__Written task__:
Nothing in the records may be left out or altered; reproduce them all exactly.

__Recorded information__:
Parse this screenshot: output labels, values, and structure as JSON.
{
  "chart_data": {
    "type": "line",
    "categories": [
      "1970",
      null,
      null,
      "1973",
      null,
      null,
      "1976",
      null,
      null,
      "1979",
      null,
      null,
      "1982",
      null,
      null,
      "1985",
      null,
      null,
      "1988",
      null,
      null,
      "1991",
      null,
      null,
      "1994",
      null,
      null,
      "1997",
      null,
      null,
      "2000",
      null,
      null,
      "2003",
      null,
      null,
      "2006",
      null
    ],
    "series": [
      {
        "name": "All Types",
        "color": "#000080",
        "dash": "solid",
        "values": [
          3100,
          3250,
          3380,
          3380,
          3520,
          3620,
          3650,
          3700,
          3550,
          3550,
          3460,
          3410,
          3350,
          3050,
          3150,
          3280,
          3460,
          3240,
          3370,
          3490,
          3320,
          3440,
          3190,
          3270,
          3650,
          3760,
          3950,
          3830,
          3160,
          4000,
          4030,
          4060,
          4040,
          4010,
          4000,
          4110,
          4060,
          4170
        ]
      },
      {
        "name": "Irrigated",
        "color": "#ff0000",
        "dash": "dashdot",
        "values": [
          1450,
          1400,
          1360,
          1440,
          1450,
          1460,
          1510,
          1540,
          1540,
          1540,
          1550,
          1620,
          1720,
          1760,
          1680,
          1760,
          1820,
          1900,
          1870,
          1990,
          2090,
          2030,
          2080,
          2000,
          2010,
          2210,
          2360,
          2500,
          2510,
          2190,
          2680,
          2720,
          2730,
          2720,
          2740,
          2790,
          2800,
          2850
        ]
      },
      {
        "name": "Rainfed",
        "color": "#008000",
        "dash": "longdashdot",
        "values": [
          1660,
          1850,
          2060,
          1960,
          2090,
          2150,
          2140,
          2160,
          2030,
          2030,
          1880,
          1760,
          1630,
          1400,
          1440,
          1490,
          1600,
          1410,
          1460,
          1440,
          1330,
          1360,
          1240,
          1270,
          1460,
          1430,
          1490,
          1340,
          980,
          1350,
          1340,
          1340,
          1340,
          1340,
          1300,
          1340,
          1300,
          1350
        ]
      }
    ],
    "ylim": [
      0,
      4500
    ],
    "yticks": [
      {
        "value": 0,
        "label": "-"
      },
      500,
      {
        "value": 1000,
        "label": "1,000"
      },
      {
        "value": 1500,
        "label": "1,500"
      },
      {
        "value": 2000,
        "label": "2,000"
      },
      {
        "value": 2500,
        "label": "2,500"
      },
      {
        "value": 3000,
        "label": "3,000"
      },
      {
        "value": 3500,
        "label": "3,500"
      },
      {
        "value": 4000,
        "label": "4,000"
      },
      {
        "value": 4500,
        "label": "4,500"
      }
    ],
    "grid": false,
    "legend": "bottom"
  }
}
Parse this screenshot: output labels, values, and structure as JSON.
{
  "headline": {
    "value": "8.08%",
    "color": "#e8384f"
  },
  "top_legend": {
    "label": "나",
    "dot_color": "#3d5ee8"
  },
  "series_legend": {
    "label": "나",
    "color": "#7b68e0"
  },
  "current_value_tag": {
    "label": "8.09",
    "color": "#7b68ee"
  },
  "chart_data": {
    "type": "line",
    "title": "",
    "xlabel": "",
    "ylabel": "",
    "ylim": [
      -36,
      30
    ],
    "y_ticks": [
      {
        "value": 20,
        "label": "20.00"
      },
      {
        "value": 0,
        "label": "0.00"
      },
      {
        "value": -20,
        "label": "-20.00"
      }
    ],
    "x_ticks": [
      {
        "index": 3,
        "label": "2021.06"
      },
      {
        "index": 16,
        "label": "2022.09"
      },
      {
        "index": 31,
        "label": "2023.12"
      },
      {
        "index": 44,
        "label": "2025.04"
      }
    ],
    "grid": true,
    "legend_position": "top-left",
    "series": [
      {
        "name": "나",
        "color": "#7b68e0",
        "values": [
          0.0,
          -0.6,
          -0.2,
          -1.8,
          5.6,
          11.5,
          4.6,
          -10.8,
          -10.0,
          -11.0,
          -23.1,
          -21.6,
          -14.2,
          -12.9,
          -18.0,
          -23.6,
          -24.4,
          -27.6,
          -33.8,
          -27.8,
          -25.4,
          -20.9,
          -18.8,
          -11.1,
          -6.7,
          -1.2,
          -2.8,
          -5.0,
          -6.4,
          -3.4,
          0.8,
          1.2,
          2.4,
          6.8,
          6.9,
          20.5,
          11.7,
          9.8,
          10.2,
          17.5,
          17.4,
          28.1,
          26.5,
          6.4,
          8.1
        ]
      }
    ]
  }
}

__Finished exercise__:
Parse this screenshot: output labels, values, and structure as JSON.
{
  "chart_data": {
    "type": "line",
    "categories": [
      "1970",
      null,
      null,
      "1973",
      null,
      null,
      "1976",
      null,
      null,
      "1979",
      null,
      null,
      "1982",
      null,
      null,
      "1985",
      null,
      null,
      "1988",
      null,
      null,
      "1991",
      null,
      null,
      "1994",
      null,
      null,
      "1997",
      null,
      null,
      "2000",
      null,
      null,
      "2003",
      null,
      null,
      "2006",
      null
    ],
    "series": [
      {
        "name": "All Types",
        "color": "#000080",
        "dash": "solid",
        "values": [
          3100,
          3250,
          3380,
          3380,
          3520,
          3620,
          3650,
          3700,
          3550,
          3550,
          3460,
          3410,
          3350,
          3050,
          3150,
          3280,
          3460,
          3240,
          3370,
          3490,
          3320,
          3440,
          3190,
          3270,
          3650,
          3760,
          3950,
          3830,
          3160,
          4000,
          4030,
          4060,
          4040,
          4010,
          4000,
          4110,
          4060,
          4170
        ]
      },
      {
        "name": "Irrigated",
        "color": "#ff0000",
        "dash": "dashdot",
        "values": [
          1450,
          1400,
          1360,
          1440,
          1450,
          1460,
          1510,
          1540,
          1540,
          1540,
          1550,
          1620,
          1720,
          1760,
          1680,
          1760,
          1820,
          1900,
          1870,
          1990,
          2090,
          2030,
          2080,
          2000,
          2010,
          2210,
          2360,
          2500,
          2510,
          2190,
          2680,
          2720,
          2730,
          2720,
          2740,
          2790,
          2800,
          2850
        ]
      },
      {
        "name": "Rainfed",
        "color": "#008000",
        "dash": "longdashdot",
        "values": [
          1660,
          1850,
          2060,
          1960,
          2090,
          2150,
          2140,
          2160,
          2030,
          2030,
          1880,
          1760,
          1630,
          1400,
          1440,
          1490,
          1600,
          1410,
          1460,
          1440,
          1330,
          1360,
          1240,
          1270,
          1460,
          1430,
          1490,
          1340,
          980,
          1350,
          1340,
          1340,
          1340,
          1340,
          1300,
          1340,
          1300,
          1350
        ]
      }
    ],
    "ylim": [
      0,
      4500
    ],
    "yticks": [
      {
        "value": 0,
        "label": "-"
      },
      500,
      {
        "value": 1000,
        "label": "1,000"
      },
      {
        "value": 1500,
        "label": "1,500"
      },
      {
        "value": 2000,
        "label": "2,000"
      },
      {
        "value": 2500,
        "label": "2,500"
      },
      {
        "value": 3000,
        "label": "3,000"
      },
      {
        "value": 3500,
        "label": "3,500"
      },
      {
        "value": 4000,
        "label": "4,000"
      },
      {
        "value": 4500,
        "label": "4,500"
      }
    ],
    "grid": false,
    "legend": "bottom"
  }
}
Parse this screenshot: output labels, values, and structure as JSON.
{
  "headline": {
    "value": "8.08%",
    "color": "#e8384f"
  },
  "top_legend": {
    "label": "나",
    "dot_color": "#3d5ee8"
  },
  "series_legend": {
    "label": "나",
    "color": "#7b68e0"
  },
  "current_value_tag": {
    "label": "8.09",
    "color": "#7b68ee"
  },
  "chart_data": {
    "type": "line",
    "title": "",
    "xlabel": "",
    "ylabel": "",
    "ylim": [
      -36,
      30
    ],
    "y_ticks": [
      {
        "value": 20,
        "label": "20.00"
      },
      {
        "value": 0,
        "label": "0.00"
      },
      {
        "value": -20,
        "label": "-20.00"
      }
    ],
    "x_ticks": [
      {
        "index": 3,
        "label": "2021.06"
      },
      {
        "index": 16,
        "label": "2022.09"
      },
      {
        "index": 31,
        "label": "2023.12"
      },
      {
        "index": 44,
        "label": "2025.04"
      }
    ],
    "grid": true,
    "legend_position": "top-left",
    "series": [
      {
        "name": "나",
        "color": "#7b68e0",
        "values": [
          0.0,
          -0.6,
          -0.2,
          -1.8,
          5.6,
          11.5,
          4.6,
          -10.8,
          -10.0,
          -11.0,
          -23.1,
          -21.6,
          -14.2,
          -12.9,
          -18.0,
          -23.6,
          -24.4,
          -27.6,
          -33.8,
          -27.8,
          -25.4,
          -20.9,
          -18.8,
          -11.1,
          -6.7,
          -1.2,
          -2.8,
          -5.0,
          -6.4,
          -3.4,
          0.8,
          1.2,
          2.4,
          6.8,
          6.9,
          20.5,
          11.7,
          9.8,
          10.2,
          17.5,
          17.4,
          28.1,
          26.5,
          6.4,
          8.1
        ]
      }
    ]
  }
}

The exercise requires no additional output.